* Entries from a visual dataset:
__________________________________________________

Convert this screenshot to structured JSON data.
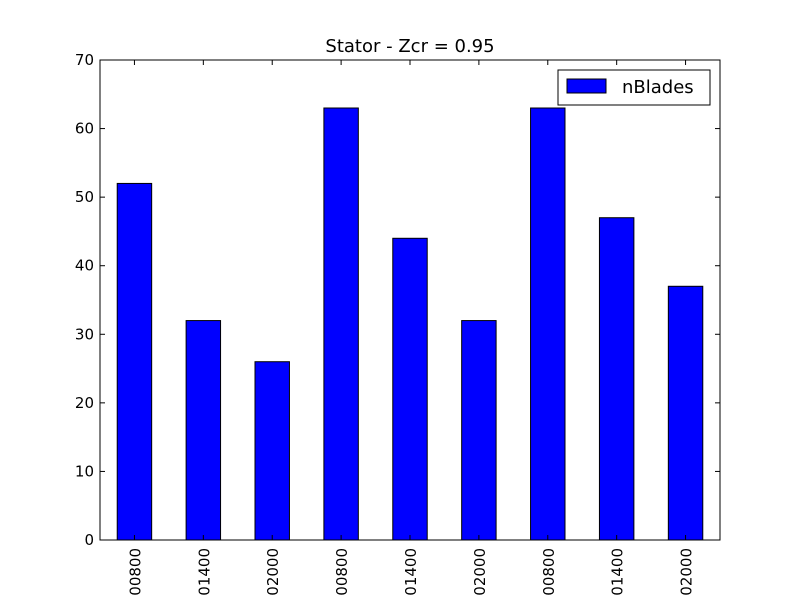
{
  "chart_data": {
    "type": "bar",
    "title": "Stator - Zcr = 0.95",
    "categories": [
      "00800",
      "01400",
      "02000",
      "00800",
      "01400",
      "02000",
      "00800",
      "01400",
      "02000"
    ],
    "series": [
      {
        "name": "nBlades",
        "values": [
          52,
          32,
          26,
          63,
          44,
          32,
          63,
          47,
          37
        ]
      }
    ],
    "ylim": [
      0,
      70
    ],
    "yticks": [
      0,
      10,
      20,
      30,
      40,
      50,
      60,
      70
    ],
    "xlabel": "",
    "ylabel": "",
    "grid": false,
    "legend_position": "top-right",
    "bar_color": "#0000ff"
  }
}
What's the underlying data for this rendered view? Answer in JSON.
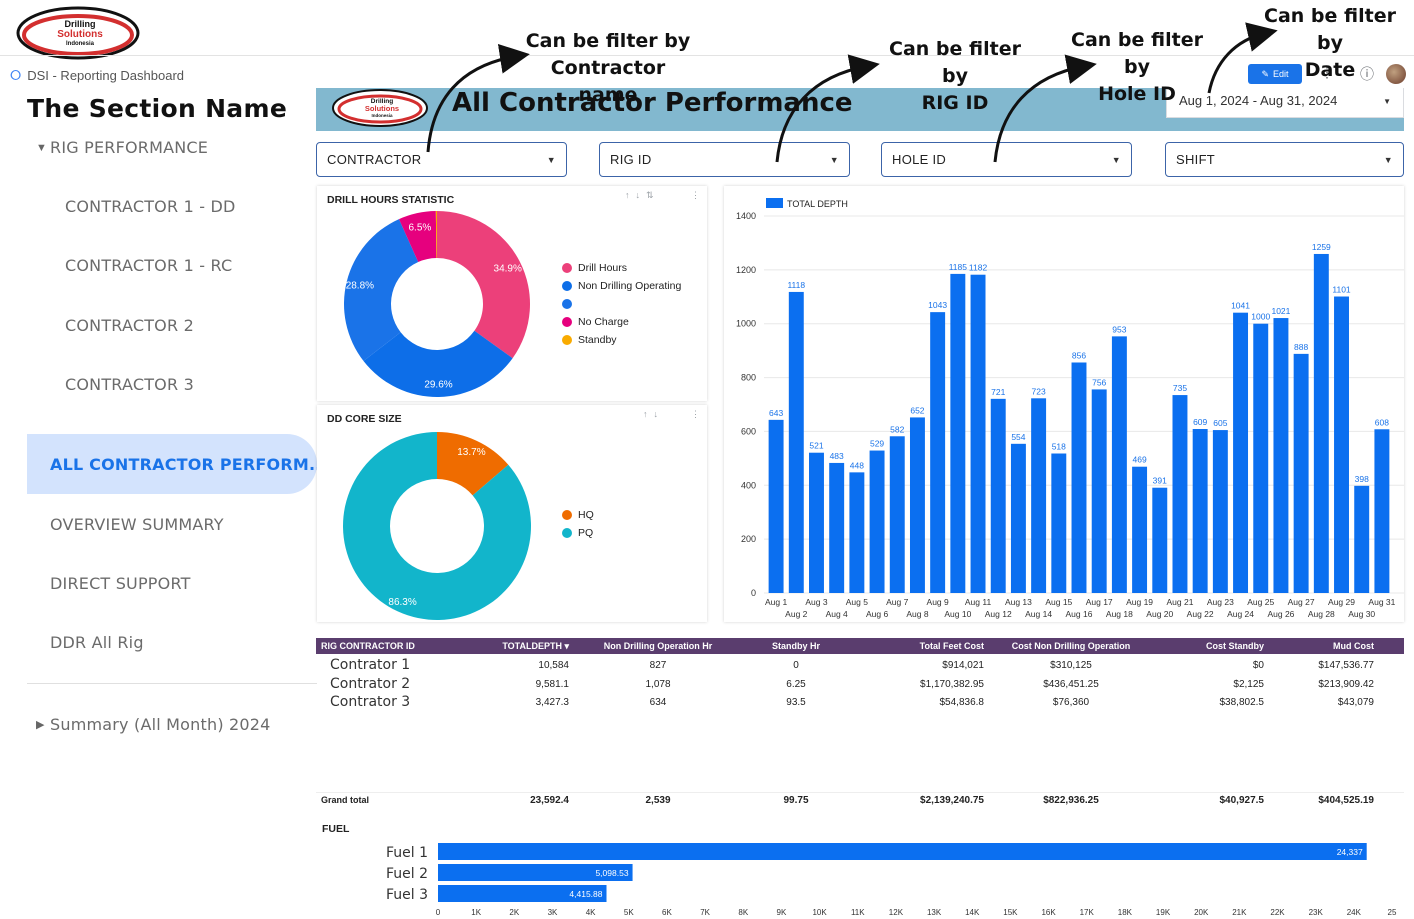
{
  "app": {
    "title": "DSI - Reporting Dashboard",
    "logo_text": [
      "Drilling",
      "Solutions",
      "Indonesia"
    ]
  },
  "sidebar": {
    "section_name": "The Section Name",
    "group_label": "RIG PERFORMANCE",
    "items": [
      {
        "label": "CONTRACTOR 1 - DD"
      },
      {
        "label": "CONTRACTOR 1 - RC"
      },
      {
        "label": "CONTRACTOR 2"
      },
      {
        "label": "CONTRACTOR 3"
      }
    ],
    "pages": [
      {
        "label": "ALL CONTRACTOR PERFORM..."
      },
      {
        "label": "OVERVIEW SUMMARY"
      },
      {
        "label": "DIRECT SUPPORT"
      },
      {
        "label": "DDR All Rig"
      }
    ],
    "summary_label": "Summary (All Month) 2024"
  },
  "header": {
    "title": "All Contractor Performance",
    "edit_label": "Edit",
    "date_range": "Aug 1, 2024 - Aug 31, 2024"
  },
  "filters": [
    {
      "label": "CONTRACTOR"
    },
    {
      "label": "RIG ID"
    },
    {
      "label": "HOLE ID"
    },
    {
      "label": "SHIFT"
    }
  ],
  "annotations": {
    "contractor": "Can be filter by\nContractor name",
    "rig": "Can be filter by\nRIG ID",
    "hole": "Can be filter by\nHole ID",
    "date": "Can be filter by\nDate"
  },
  "drill_hours": {
    "title": "DRILL HOURS STATISTIC",
    "slices": [
      {
        "name": "Drill Hours",
        "value": 34.9,
        "label": "34.9%",
        "color": "#ec407a"
      },
      {
        "name": "Non Drilling Operating",
        "value": 29.6,
        "label": "29.6%",
        "color": "#0d6ee8"
      },
      {
        "name": "",
        "value": 28.8,
        "label": "28.8%",
        "color": "#1a73e8"
      },
      {
        "name": "No Charge",
        "value": 6.5,
        "label": "6.5%",
        "color": "#e6007e"
      },
      {
        "name": "Standby",
        "value": 0.2,
        "label": "",
        "color": "#f9ab00"
      }
    ],
    "legend": [
      {
        "name": "Drill Hours",
        "color": "#ec407a"
      },
      {
        "name": "Non Drilling Operating",
        "color": "#0d6ee8"
      },
      {
        "name": "",
        "color": "#1a73e8"
      },
      {
        "name": "No Charge",
        "color": "#e6007e"
      },
      {
        "name": "Standby",
        "color": "#f9ab00"
      }
    ]
  },
  "core_size": {
    "title": "DD CORE SIZE",
    "slices": [
      {
        "name": "HQ",
        "value": 13.7,
        "label": "13.7%",
        "color": "#ef6c00"
      },
      {
        "name": "PQ",
        "value": 86.3,
        "label": "86.3%",
        "color": "#12b5cb"
      }
    ]
  },
  "chart_data": [
    {
      "type": "bar",
      "legend": "TOTAL DEPTH",
      "categories": [
        "Aug 1",
        "Aug 2",
        "Aug 3",
        "Aug 4",
        "Aug 5",
        "Aug 6",
        "Aug 7",
        "Aug 8",
        "Aug 9",
        "Aug 10",
        "Aug 11",
        "Aug 12",
        "Aug 13",
        "Aug 14",
        "Aug 15",
        "Aug 16",
        "Aug 17",
        "Aug 18",
        "Aug 19",
        "Aug 20",
        "Aug 21",
        "Aug 22",
        "Aug 23",
        "Aug 24",
        "Aug 25",
        "Aug 26",
        "Aug 27",
        "Aug 28",
        "Aug 29",
        "Aug 30",
        "Aug 31"
      ],
      "values": [
        643,
        1118,
        521,
        483,
        448,
        529,
        582,
        652,
        1043,
        1185,
        1182,
        721,
        554,
        723,
        518,
        856,
        756,
        953,
        469,
        391,
        735,
        609,
        605,
        1041,
        1000,
        1021,
        888,
        1259,
        1101,
        398,
        608
      ],
      "ylim": [
        0,
        1400
      ],
      "yticks": [
        "0",
        "200",
        "400",
        "600",
        "800",
        "1000",
        "1200",
        "1400"
      ],
      "color": "#0b6ff0"
    },
    {
      "type": "bar",
      "orientation": "horizontal",
      "title": "FUEL",
      "categories": [
        "Fuel 1",
        "Fuel 2",
        "Fuel 3"
      ],
      "values": [
        24337,
        5098.53,
        4415.88
      ],
      "labels": [
        "24,337",
        "5,098.53",
        "4,415.88"
      ],
      "xlim": [
        0,
        25000
      ],
      "xticks": [
        "0",
        "1K",
        "2K",
        "3K",
        "4K",
        "5K",
        "6K",
        "7K",
        "8K",
        "9K",
        "10K",
        "11K",
        "12K",
        "13K",
        "14K",
        "15K",
        "16K",
        "17K",
        "18K",
        "19K",
        "20K",
        "21K",
        "22K",
        "23K",
        "24K",
        "25"
      ],
      "color": "#0b6ff0"
    }
  ],
  "table": {
    "headers": [
      "RIG CONTRACTOR ID",
      "TOTALDEPTH",
      "Non Drilling Operation Hr",
      "Standby Hr",
      "Total Feet Cost",
      "Cost Non Drilling Operation",
      "Cost Standby",
      "Mud Cost"
    ],
    "sort_icon": "▾",
    "rows": [
      [
        "Contrator 1",
        "10,584",
        "827",
        "0",
        "$914,021",
        "$310,125",
        "$0",
        "$147,536.77"
      ],
      [
        "Contrator 2",
        "9,581.1",
        "1,078",
        "6.25",
        "$1,170,382.95",
        "$436,451.25",
        "$2,125",
        "$213,909.42"
      ],
      [
        "Contrator 3",
        "3,427.3",
        "634",
        "93.5",
        "$54,836.8",
        "$76,360",
        "$38,802.5",
        "$43,079"
      ]
    ],
    "total": [
      "Grand total",
      "23,592.4",
      "2,539",
      "99.75",
      "$2,139,240.75",
      "$822,936.25",
      "$40,927.5",
      "$404,525.19"
    ]
  }
}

__________________________________________________

Copy out each record shown above without alteration, skipping any picture.

* SOLVED PROBLEM:
Convert this screenshot to structured JSON data.
{
  "chart_data": {
    "type": "bar",
    "title": "Stator - Zcr = 0.95",
    "categories": [
      "00800",
      "01400",
      "02000",
      "00800",
      "01400",
      "02000",
      "00800",
      "01400",
      "02000"
    ],
    "series": [
      {
        "name": "nBlades",
        "values": [
          52,
          32,
          26,
          63,
          44,
          32,
          63,
          47,
          37
        ]
      }
    ],
    "ylim": [
      0,
      70
    ],
    "yticks": [
      0,
      10,
      20,
      30,
      40,
      50,
      60,
      70
    ],
    "xlabel": "",
    "ylabel": "",
    "grid": false,
    "legend_position": "top-right",
    "bar_color": "#0000ff"
  }
}
What's the underlying data for this rendered view? Answer in JSON.
{
  "app": {
    "title": "DSI - Reporting Dashboard",
    "logo_text": [
      "Drilling",
      "Solutions",
      "Indonesia"
    ]
  },
  "sidebar": {
    "section_name": "The Section Name",
    "group_label": "RIG PERFORMANCE",
    "items": [
      {
        "label": "CONTRACTOR 1 - DD"
      },
      {
        "label": "CONTRACTOR 1 - RC"
      },
      {
        "label": "CONTRACTOR 2"
      },
      {
        "label": "CONTRACTOR 3"
      }
    ],
    "pages": [
      {
        "label": "ALL CONTRACTOR PERFORM..."
      },
      {
        "label": "OVERVIEW SUMMARY"
      },
      {
        "label": "DIRECT SUPPORT"
      },
      {
        "label": "DDR All Rig"
      }
    ],
    "summary_label": "Summary (All Month) 2024"
  },
  "header": {
    "title": "All Contractor Performance",
    "edit_label": "Edit",
    "date_range": "Aug 1, 2024 - Aug 31, 2024"
  },
  "filters": [
    {
      "label": "CONTRACTOR"
    },
    {
      "label": "RIG ID"
    },
    {
      "label": "HOLE ID"
    },
    {
      "label": "SHIFT"
    }
  ],
  "annotations": {
    "contractor": "Can be filter by\nContractor name",
    "rig": "Can be filter by\nRIG ID",
    "hole": "Can be filter by\nHole ID",
    "date": "Can be filter by\nDate"
  },
  "drill_hours": {
    "title": "DRILL HOURS STATISTIC",
    "slices": [
      {
        "name": "Drill Hours",
        "value": 34.9,
        "label": "34.9%",
        "color": "#ec407a"
      },
      {
        "name": "Non Drilling Operating",
        "value": 29.6,
        "label": "29.6%",
        "color": "#0d6ee8"
      },
      {
        "name": "",
        "value": 28.8,
        "label": "28.8%",
        "color": "#1a73e8"
      },
      {
        "name": "No Charge",
        "value": 6.5,
        "label": "6.5%",
        "color": "#e6007e"
      },
      {
        "name": "Standby",
        "value": 0.2,
        "label": "",
        "color": "#f9ab00"
      }
    ],
    "legend": [
      {
        "name": "Drill Hours",
        "color": "#ec407a"
      },
      {
        "name": "Non Drilling Operating",
        "color": "#0d6ee8"
      },
      {
        "name": "",
        "color": "#1a73e8"
      },
      {
        "name": "No Charge",
        "color": "#e6007e"
      },
      {
        "name": "Standby",
        "color": "#f9ab00"
      }
    ]
  },
  "core_size": {
    "title": "DD CORE SIZE",
    "slices": [
      {
        "name": "HQ",
        "value": 13.7,
        "label": "13.7%",
        "color": "#ef6c00"
      },
      {
        "name": "PQ",
        "value": 86.3,
        "label": "86.3%",
        "color": "#12b5cb"
      }
    ]
  },
  "chart_data": [
    {
      "type": "bar",
      "legend": "TOTAL DEPTH",
      "categories": [
        "Aug 1",
        "Aug 2",
        "Aug 3",
        "Aug 4",
        "Aug 5",
        "Aug 6",
        "Aug 7",
        "Aug 8",
        "Aug 9",
        "Aug 10",
        "Aug 11",
        "Aug 12",
        "Aug 13",
        "Aug 14",
        "Aug 15",
        "Aug 16",
        "Aug 17",
        "Aug 18",
        "Aug 19",
        "Aug 20",
        "Aug 21",
        "Aug 22",
        "Aug 23",
        "Aug 24",
        "Aug 25",
        "Aug 26",
        "Aug 27",
        "Aug 28",
        "Aug 29",
        "Aug 30",
        "Aug 31"
      ],
      "values": [
        643,
        1118,
        521,
        483,
        448,
        529,
        582,
        652,
        1043,
        1185,
        1182,
        721,
        554,
        723,
        518,
        856,
        756,
        953,
        469,
        391,
        735,
        609,
        605,
        1041,
        1000,
        1021,
        888,
        1259,
        1101,
        398,
        608
      ],
      "ylim": [
        0,
        1400
      ],
      "yticks": [
        "0",
        "200",
        "400",
        "600",
        "800",
        "1000",
        "1200",
        "1400"
      ],
      "color": "#0b6ff0"
    },
    {
      "type": "bar",
      "orientation": "horizontal",
      "title": "FUEL",
      "categories": [
        "Fuel 1",
        "Fuel 2",
        "Fuel 3"
      ],
      "values": [
        24337,
        5098.53,
        4415.88
      ],
      "labels": [
        "24,337",
        "5,098.53",
        "4,415.88"
      ],
      "xlim": [
        0,
        25000
      ],
      "xticks": [
        "0",
        "1K",
        "2K",
        "3K",
        "4K",
        "5K",
        "6K",
        "7K",
        "8K",
        "9K",
        "10K",
        "11K",
        "12K",
        "13K",
        "14K",
        "15K",
        "16K",
        "17K",
        "18K",
        "19K",
        "20K",
        "21K",
        "22K",
        "23K",
        "24K",
        "25"
      ],
      "color": "#0b6ff0"
    }
  ],
  "table": {
    "headers": [
      "RIG CONTRACTOR ID",
      "TOTALDEPTH",
      "Non Drilling Operation Hr",
      "Standby Hr",
      "Total Feet Cost",
      "Cost Non Drilling Operation",
      "Cost Standby",
      "Mud Cost"
    ],
    "sort_icon": "▾",
    "rows": [
      [
        "Contrator 1",
        "10,584",
        "827",
        "0",
        "$914,021",
        "$310,125",
        "$0",
        "$147,536.77"
      ],
      [
        "Contrator 2",
        "9,581.1",
        "1,078",
        "6.25",
        "$1,170,382.95",
        "$436,451.25",
        "$2,125",
        "$213,909.42"
      ],
      [
        "Contrator 3",
        "3,427.3",
        "634",
        "93.5",
        "$54,836.8",
        "$76,360",
        "$38,802.5",
        "$43,079"
      ]
    ],
    "total": [
      "Grand total",
      "23,592.4",
      "2,539",
      "99.75",
      "$2,139,240.75",
      "$822,936.25",
      "$40,927.5",
      "$404,525.19"
    ]
  }
}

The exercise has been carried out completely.